Copy out each line exactly; pictures stay out of the copy.

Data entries
# # # #

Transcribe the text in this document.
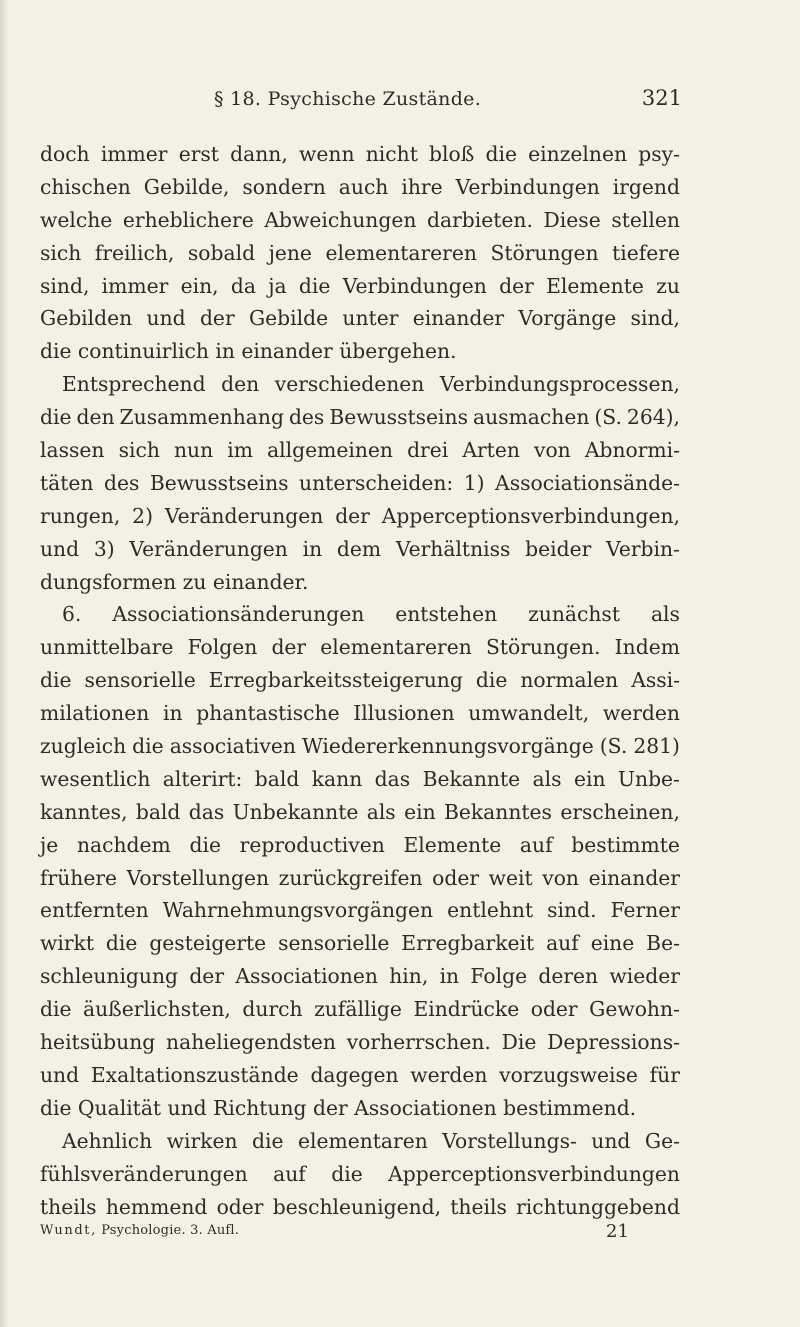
§ 18. Psychische Zustände.	321
doch immer erst dann, wenn nicht bloß die einzelnen psy-
chischen Gebilde, sondern auch ihre Verbindungen irgend
welche erheblichere Abweichungen darbieten. Diese stellen
sich freilich, sobald jene elementareren Störungen tiefere
sind, immer ein, da ja die Verbindungen der Elemente zu
Gebilden und der Gebilde unter einander Vorgänge sind,
die continuirlich in einander übergehen.
Entsprechend den verschiedenen Verbindungsprocessen,
die den Zusammenhang des Bewusstseins ausmachen (S. 264),
lassen sich nun im allgemeinen drei Arten von Abnormi-
täten des Bewusstseins unterscheiden: 1) Associationsände-
rungen, 2) Veränderungen der Apperceptionsverbindungen,
und 3) Veränderungen in dem Verhältniss beider Verbin-
dungsformen zu einander.
6. Associationsänderungen entstehen zunächst als
unmittelbare Folgen der elementareren Störungen. Indem
die sensorielle Erregbarkeitssteigerung die normalen Assi-
milationen in phantastische Illusionen umwandelt, werden
zugleich die associativen Wiedererkennungsvorgänge (S. 281)
wesentlich alterirt: bald kann das Bekannte als ein Unbe-
kanntes, bald das Unbekannte als ein Bekanntes erscheinen,
je nachdem die reproductiven Elemente auf bestimmte
frühere Vorstellungen zurückgreifen oder weit von einander
entfernten Wahrnehmungsvorgängen entlehnt sind. Ferner
wirkt die gesteigerte sensorielle Erregbarkeit auf eine Be-
schleunigung der Associationen hin, in Folge deren wieder
die äußerlichsten, durch zufällige Eindrücke oder Gewohn-
heitsübung naheliegendsten vorherrschen. Die Depressions-
und Exaltationszustände dagegen werden vorzugsweise für
die Qualität und Richtung der Associationen bestimmend.
Aehnlich wirken die elementaren Vorstellungs- und Ge-
fühlsveränderungen auf die Apperceptionsverbindungen
theils hemmend oder beschleunigend, theils richtunggebend
Wundt, Psychologie. 3. Aufl.	21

# # # #

**OUTPUT OF THE EXERCISE**
Transcribe the text in this document.
§ 18. Psychische Zustände.	321
doch immer erst dann, wenn nicht bloß die einzelnen psy-
chischen Gebilde, sondern auch ihre Verbindungen irgend
welche erheblichere Abweichungen darbieten. Diese stellen
sich freilich, sobald jene elementareren Störungen tiefere
sind, immer ein, da ja die Verbindungen der Elemente zu
Gebilden und der Gebilde unter einander Vorgänge sind,
die continuirlich in einander übergehen.
Entsprechend den verschiedenen Verbindungsprocessen,
die den Zusammenhang des Bewusstseins ausmachen (S. 264),
lassen sich nun im allgemeinen drei Arten von Abnormi-
täten des Bewusstseins unterscheiden: 1) Associationsände-
rungen, 2) Veränderungen der Apperceptionsverbindungen,
und 3) Veränderungen in dem Verhältniss beider Verbin-
dungsformen zu einander.
6. Associationsänderungen entstehen zunächst als
unmittelbare Folgen der elementareren Störungen. Indem
die sensorielle Erregbarkeitssteigerung die normalen Assi-
milationen in phantastische Illusionen umwandelt, werden
zugleich die associativen Wiedererkennungsvorgänge (S. 281)
wesentlich alterirt: bald kann das Bekannte als ein Unbe-
kanntes, bald das Unbekannte als ein Bekanntes erscheinen,
je nachdem die reproductiven Elemente auf bestimmte
frühere Vorstellungen zurückgreifen oder weit von einander
entfernten Wahrnehmungsvorgängen entlehnt sind. Ferner
wirkt die gesteigerte sensorielle Erregbarkeit auf eine Be-
schleunigung der Associationen hin, in Folge deren wieder
die äußerlichsten, durch zufällige Eindrücke oder Gewohn-
heitsübung naheliegendsten vorherrschen. Die Depressions-
und Exaltationszustände dagegen werden vorzugsweise für
die Qualität und Richtung der Associationen bestimmend.
Aehnlich wirken die elementaren Vorstellungs- und Ge-
fühlsveränderungen auf die Apperceptionsverbindungen
theils hemmend oder beschleunigend, theils richtunggebend
Wundt, Psychologie. 3. Aufl.	21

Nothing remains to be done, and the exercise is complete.